#### Directions for this task
Extract every record, keeping each one exactly as it is.

---

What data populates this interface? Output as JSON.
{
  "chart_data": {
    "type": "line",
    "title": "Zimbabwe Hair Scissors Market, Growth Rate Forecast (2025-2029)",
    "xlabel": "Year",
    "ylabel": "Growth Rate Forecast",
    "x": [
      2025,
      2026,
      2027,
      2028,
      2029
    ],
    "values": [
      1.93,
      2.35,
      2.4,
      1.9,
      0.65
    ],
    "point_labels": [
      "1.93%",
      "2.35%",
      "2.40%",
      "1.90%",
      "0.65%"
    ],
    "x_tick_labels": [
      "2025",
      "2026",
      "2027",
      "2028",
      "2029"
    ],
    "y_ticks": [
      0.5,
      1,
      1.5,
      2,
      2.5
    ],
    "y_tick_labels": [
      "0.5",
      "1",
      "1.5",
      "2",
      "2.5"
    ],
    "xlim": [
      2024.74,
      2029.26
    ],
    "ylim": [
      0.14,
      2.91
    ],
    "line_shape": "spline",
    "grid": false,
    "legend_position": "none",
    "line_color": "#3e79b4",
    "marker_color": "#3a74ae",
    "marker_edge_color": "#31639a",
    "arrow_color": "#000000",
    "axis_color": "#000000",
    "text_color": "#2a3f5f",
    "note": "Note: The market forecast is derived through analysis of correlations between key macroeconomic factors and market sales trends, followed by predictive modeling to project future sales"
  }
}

---

#### The solution
What data populates this interface? Output as JSON.
{
  "chart_data": {
    "type": "line",
    "title": "Zimbabwe Hair Scissors Market, Growth Rate Forecast (2025-2029)",
    "xlabel": "Year",
    "ylabel": "Growth Rate Forecast",
    "x": [
      2025,
      2026,
      2027,
      2028,
      2029
    ],
    "values": [
      1.93,
      2.35,
      2.4,
      1.9,
      0.65
    ],
    "point_labels": [
      "1.93%",
      "2.35%",
      "2.40%",
      "1.90%",
      "0.65%"
    ],
    "x_tick_labels": [
      "2025",
      "2026",
      "2027",
      "2028",
      "2029"
    ],
    "y_ticks": [
      0.5,
      1,
      1.5,
      2,
      2.5
    ],
    "y_tick_labels": [
      "0.5",
      "1",
      "1.5",
      "2",
      "2.5"
    ],
    "xlim": [
      2024.74,
      2029.26
    ],
    "ylim": [
      0.14,
      2.91
    ],
    "line_shape": "spline",
    "grid": false,
    "legend_position": "none",
    "line_color": "#3e79b4",
    "marker_color": "#3a74ae",
    "marker_edge_color": "#31639a",
    "arrow_color": "#000000",
    "axis_color": "#000000",
    "text_color": "#2a3f5f",
    "note": "Note: The market forecast is derived through analysis of correlations between key macroeconomic factors and market sales trends, followed by predictive modeling to project future sales"
  }
}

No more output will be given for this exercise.